Write the data below out exactly as it stands. Do not include the pictures.

◆ MATERIAL PROVIDED ◆
####################
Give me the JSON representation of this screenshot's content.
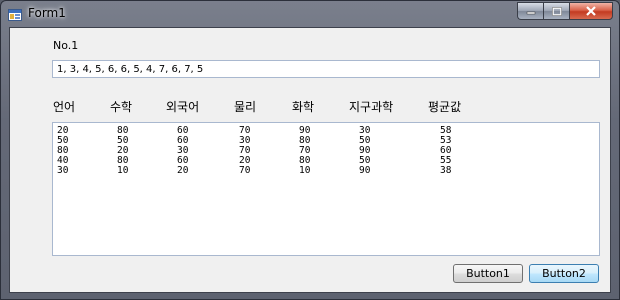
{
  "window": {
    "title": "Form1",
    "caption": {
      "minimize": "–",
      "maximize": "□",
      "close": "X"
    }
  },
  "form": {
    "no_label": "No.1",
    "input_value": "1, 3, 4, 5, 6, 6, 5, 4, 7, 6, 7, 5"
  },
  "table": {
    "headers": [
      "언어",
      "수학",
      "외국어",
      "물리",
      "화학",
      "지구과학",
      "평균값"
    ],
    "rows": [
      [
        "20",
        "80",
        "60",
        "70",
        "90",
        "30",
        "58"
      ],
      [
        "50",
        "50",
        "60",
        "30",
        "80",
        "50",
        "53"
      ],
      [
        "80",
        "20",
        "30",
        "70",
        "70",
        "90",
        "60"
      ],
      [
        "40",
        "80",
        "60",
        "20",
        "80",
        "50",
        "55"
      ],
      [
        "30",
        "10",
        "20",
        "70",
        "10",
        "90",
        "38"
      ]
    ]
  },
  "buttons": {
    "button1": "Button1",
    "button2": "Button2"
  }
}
####################
◆ THE SOLUTION ◆
Give me the JSON representation of this screenshot's content.
{
  "window": {
    "title": "Form1",
    "caption": {
      "minimize": "–",
      "maximize": "□",
      "close": "X"
    }
  },
  "form": {
    "no_label": "No.1",
    "input_value": "1, 3, 4, 5, 6, 6, 5, 4, 7, 6, 7, 5"
  },
  "table": {
    "headers": [
      "언어",
      "수학",
      "외국어",
      "물리",
      "화학",
      "지구과학",
      "평균값"
    ],
    "rows": [
      [
        "20",
        "80",
        "60",
        "70",
        "90",
        "30",
        "58"
      ],
      [
        "50",
        "50",
        "60",
        "30",
        "80",
        "50",
        "53"
      ],
      [
        "80",
        "20",
        "30",
        "70",
        "70",
        "90",
        "60"
      ],
      [
        "40",
        "80",
        "60",
        "20",
        "80",
        "50",
        "55"
      ],
      [
        "30",
        "10",
        "20",
        "70",
        "10",
        "90",
        "38"
      ]
    ]
  },
  "buttons": {
    "button1": "Button1",
    "button2": "Button2"
  }
}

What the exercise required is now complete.